AIM:
Comb through the entries for "降低了应有的高度和质量" and pull out each line that holds it.

RECORDS SUPPLIED:
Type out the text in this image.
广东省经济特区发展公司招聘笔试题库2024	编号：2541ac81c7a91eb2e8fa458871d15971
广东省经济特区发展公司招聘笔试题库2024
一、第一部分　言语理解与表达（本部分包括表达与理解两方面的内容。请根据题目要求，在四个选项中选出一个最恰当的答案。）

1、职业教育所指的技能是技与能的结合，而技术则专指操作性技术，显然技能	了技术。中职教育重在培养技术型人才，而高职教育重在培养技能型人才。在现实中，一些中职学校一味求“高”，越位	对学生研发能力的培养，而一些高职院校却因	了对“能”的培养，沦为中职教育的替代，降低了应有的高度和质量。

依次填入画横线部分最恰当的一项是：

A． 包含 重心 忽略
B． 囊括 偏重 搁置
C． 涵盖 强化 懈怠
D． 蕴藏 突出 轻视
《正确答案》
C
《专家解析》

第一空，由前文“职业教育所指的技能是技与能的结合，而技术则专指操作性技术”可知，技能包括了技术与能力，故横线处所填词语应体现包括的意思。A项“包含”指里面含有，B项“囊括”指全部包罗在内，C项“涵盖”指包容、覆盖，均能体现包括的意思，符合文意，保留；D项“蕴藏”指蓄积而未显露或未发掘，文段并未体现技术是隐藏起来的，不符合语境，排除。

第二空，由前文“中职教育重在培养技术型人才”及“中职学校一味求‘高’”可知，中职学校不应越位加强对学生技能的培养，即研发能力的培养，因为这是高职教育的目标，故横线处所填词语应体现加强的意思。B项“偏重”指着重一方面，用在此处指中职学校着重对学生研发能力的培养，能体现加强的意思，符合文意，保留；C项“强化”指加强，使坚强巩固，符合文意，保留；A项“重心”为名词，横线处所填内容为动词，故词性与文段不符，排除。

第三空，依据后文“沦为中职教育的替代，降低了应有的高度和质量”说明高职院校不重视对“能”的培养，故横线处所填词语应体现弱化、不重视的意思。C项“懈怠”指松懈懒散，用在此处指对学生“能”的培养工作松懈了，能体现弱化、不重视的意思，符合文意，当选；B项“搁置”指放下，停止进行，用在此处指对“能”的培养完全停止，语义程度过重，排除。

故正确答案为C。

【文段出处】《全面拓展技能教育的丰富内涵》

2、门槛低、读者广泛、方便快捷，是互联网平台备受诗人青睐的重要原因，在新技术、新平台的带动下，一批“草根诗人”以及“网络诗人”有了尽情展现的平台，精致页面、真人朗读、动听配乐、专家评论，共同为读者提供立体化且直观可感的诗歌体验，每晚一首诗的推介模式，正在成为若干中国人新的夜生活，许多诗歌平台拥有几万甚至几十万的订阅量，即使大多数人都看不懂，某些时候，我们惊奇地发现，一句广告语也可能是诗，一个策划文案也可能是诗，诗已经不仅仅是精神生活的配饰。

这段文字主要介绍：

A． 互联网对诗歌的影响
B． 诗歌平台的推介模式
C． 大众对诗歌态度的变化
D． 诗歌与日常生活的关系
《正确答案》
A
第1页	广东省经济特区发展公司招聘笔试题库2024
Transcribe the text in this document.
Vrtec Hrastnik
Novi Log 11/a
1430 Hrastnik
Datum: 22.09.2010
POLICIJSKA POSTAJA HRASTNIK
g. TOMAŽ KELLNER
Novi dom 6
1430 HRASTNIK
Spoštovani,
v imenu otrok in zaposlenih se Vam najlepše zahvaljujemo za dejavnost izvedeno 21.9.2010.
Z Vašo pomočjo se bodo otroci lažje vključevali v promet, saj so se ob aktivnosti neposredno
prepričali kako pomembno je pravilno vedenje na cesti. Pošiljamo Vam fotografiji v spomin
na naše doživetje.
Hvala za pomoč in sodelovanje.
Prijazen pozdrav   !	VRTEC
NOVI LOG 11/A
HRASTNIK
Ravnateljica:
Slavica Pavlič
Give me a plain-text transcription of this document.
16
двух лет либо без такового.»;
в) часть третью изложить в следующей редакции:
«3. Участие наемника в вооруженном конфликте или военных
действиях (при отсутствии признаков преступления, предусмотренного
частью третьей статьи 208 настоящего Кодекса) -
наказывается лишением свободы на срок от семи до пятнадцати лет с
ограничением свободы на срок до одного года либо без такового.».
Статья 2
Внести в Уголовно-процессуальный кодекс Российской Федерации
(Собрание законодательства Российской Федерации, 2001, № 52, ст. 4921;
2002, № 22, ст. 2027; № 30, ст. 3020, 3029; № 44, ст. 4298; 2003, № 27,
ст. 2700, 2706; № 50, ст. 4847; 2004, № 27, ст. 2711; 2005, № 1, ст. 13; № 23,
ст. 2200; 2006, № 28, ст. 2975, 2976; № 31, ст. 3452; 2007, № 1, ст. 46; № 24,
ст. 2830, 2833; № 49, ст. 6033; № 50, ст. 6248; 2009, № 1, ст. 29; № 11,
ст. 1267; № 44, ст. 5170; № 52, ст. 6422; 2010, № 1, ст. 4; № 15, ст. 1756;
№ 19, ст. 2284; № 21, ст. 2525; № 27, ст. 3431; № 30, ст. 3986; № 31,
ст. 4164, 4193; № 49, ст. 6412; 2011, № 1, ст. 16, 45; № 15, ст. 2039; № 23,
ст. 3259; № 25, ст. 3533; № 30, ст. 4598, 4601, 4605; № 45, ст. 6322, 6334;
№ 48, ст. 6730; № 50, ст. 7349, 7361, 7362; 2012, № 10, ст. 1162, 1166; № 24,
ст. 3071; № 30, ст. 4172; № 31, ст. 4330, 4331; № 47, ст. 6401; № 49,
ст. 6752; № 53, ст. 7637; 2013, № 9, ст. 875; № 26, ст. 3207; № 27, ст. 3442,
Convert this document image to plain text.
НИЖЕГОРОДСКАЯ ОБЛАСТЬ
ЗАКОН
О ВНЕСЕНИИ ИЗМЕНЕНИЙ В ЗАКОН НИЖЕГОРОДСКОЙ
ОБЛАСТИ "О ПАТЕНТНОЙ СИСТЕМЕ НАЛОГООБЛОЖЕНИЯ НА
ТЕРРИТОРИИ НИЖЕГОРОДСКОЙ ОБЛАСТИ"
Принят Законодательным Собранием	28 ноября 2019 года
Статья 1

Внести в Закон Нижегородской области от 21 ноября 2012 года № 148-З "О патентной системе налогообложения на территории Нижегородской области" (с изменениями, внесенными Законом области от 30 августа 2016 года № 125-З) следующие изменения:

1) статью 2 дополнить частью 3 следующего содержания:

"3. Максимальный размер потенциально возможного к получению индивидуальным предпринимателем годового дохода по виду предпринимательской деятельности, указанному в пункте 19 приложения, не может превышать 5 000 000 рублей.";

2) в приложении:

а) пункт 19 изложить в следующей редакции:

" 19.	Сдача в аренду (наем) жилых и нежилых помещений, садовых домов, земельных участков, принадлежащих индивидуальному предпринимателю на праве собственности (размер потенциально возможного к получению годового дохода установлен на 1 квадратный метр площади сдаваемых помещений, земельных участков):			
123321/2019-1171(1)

FULL ANSWER:
1、职业教育所指的技能是技与能的结合，而技术则专指操作性技术，显然技能	了技术。中职教育重在培养技术型人才，而高职教育重在培养技能型人才。在现实中，一些中职学校一味求“高”，越位	对学生研发能力的培养，而一些高职院校却因	了对“能”的培养，沦为中职教育的替代，降低了应有的高度和质量。
第三空，依据后文“沦为中职教育的替代，降低了应有的高度和质量”说明高职院校不重视对“能”的培养，故横线处所填词语应体现弱化、不重视的意思。C项“懈怠”指松懈懒散，用在此处指对学生“能”的培养工作松懈了，能体现弱化、不重视的意思，符合文意，当选；B项“搁置”指放下，停止进行，用在此处指对“能”的培养完全停止，语义程度过重，排除。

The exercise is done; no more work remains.